((
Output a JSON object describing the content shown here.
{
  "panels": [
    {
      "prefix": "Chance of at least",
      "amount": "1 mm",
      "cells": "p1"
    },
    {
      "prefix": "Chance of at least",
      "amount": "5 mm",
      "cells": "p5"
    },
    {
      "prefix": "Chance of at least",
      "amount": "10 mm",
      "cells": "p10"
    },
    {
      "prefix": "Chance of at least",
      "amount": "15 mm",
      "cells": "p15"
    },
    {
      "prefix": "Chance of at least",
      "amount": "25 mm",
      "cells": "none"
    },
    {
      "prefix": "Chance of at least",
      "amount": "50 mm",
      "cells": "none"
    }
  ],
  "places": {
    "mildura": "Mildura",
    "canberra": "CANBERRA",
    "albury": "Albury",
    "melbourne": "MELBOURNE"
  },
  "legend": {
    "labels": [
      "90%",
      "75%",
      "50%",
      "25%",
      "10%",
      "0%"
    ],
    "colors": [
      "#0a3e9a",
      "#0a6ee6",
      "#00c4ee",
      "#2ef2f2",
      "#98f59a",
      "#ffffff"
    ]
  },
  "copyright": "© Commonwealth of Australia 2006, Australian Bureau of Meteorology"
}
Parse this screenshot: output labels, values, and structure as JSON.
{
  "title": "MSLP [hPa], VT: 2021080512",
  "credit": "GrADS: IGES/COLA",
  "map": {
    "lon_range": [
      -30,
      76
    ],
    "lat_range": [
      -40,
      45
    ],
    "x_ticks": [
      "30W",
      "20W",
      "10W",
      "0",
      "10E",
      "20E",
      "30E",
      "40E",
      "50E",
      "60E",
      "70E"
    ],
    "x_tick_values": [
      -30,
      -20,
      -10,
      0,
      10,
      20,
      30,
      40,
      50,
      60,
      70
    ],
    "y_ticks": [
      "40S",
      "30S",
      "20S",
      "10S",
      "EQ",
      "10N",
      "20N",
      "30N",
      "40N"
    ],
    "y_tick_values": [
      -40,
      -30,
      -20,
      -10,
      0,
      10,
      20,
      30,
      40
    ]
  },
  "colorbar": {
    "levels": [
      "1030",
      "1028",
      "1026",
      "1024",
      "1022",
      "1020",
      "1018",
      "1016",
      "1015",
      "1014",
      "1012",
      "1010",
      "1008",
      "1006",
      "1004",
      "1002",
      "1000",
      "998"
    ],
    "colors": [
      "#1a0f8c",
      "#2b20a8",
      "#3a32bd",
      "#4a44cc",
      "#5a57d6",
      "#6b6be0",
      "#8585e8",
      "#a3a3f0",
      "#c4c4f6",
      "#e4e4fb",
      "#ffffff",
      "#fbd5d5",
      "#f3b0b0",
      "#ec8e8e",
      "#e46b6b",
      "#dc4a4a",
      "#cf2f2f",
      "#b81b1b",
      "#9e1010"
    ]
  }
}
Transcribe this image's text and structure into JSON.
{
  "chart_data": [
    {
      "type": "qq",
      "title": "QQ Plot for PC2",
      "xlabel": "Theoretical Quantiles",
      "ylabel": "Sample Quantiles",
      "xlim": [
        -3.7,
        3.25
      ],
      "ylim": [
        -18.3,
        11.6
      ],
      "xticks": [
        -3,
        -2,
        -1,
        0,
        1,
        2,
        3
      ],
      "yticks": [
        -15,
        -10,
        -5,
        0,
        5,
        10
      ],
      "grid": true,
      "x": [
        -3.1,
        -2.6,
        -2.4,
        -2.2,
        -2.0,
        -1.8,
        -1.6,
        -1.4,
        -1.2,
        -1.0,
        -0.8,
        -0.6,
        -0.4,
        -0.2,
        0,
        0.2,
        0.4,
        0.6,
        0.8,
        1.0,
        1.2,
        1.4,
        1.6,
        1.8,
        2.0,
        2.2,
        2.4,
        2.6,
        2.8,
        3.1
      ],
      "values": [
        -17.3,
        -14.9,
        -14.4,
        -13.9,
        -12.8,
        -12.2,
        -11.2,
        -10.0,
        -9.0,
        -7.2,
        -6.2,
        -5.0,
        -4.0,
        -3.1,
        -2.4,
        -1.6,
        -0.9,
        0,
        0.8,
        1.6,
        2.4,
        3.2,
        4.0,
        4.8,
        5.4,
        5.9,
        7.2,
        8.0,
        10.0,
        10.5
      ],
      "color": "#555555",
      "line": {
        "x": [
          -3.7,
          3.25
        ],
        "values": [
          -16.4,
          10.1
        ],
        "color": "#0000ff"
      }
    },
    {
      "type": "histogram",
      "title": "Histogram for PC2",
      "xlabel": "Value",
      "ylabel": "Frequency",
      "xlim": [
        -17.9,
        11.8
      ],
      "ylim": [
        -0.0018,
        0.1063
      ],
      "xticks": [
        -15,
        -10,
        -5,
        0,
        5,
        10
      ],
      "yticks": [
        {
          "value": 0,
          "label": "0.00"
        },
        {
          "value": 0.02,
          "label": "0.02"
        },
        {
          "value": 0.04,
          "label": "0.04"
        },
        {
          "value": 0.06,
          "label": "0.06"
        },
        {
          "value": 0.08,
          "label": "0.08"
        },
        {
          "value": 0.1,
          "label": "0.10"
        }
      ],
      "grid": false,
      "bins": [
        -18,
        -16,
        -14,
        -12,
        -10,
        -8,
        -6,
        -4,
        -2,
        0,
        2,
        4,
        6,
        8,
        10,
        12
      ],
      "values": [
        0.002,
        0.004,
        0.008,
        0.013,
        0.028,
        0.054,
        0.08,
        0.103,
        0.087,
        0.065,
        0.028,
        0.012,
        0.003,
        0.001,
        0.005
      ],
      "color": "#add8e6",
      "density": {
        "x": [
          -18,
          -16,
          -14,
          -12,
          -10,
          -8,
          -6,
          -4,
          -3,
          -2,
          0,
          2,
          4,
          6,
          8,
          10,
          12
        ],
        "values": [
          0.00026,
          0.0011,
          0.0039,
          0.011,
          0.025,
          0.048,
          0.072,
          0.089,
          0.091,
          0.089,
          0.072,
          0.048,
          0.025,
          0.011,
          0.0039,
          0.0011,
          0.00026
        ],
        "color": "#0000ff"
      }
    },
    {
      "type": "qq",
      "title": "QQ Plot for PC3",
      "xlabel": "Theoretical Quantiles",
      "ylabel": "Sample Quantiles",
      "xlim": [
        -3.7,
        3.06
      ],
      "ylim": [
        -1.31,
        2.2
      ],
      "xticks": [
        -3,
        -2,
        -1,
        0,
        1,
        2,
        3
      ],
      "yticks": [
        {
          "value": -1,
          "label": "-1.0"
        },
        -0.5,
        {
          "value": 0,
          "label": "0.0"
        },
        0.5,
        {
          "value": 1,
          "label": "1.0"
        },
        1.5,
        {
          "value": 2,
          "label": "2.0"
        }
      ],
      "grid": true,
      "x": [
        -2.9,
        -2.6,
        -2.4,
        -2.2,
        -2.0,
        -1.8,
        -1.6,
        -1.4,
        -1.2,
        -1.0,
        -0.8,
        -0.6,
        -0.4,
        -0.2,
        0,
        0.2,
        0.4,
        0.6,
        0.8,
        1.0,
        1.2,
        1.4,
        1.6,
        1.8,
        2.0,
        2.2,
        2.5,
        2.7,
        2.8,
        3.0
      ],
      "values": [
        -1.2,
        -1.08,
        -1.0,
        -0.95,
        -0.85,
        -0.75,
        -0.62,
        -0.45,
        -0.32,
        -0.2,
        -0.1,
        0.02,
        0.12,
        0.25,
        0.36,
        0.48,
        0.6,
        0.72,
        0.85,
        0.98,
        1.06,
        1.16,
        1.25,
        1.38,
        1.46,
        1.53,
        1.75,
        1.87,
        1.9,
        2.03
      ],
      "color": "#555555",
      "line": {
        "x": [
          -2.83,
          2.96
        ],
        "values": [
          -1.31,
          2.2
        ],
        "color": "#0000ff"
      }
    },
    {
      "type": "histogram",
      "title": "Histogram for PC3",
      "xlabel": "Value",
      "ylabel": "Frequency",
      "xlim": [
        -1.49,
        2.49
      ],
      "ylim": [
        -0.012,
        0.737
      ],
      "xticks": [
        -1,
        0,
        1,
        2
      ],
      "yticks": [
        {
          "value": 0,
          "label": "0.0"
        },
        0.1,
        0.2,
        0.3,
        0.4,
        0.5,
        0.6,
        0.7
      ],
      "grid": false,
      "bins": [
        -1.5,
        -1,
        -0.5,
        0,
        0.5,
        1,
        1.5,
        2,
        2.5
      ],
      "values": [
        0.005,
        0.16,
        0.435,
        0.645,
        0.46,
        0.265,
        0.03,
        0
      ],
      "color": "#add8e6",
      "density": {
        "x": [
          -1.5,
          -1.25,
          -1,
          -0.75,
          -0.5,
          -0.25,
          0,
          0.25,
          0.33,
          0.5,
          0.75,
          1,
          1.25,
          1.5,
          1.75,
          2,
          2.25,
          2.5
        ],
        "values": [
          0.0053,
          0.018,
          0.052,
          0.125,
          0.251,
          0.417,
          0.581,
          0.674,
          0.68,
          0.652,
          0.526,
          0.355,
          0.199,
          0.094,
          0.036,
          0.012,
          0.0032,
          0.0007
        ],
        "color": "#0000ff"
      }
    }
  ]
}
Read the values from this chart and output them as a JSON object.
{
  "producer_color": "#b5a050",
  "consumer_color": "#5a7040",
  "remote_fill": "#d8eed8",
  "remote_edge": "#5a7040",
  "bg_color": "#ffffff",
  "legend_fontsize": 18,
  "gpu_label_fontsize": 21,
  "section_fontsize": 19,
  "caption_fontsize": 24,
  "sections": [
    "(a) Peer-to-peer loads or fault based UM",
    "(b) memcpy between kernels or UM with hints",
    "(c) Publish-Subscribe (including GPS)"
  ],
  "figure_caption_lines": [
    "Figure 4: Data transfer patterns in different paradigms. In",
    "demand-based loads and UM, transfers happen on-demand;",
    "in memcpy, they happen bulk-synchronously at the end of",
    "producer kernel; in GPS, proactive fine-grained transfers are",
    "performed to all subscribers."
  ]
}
))
Filter the records above for "cells" and copy every matching line.

      "cells": "p1"
      "cells": "p5"
      "cells": "p10"
      "cells": "p15"
      "cells": "none"
      "cells": "none"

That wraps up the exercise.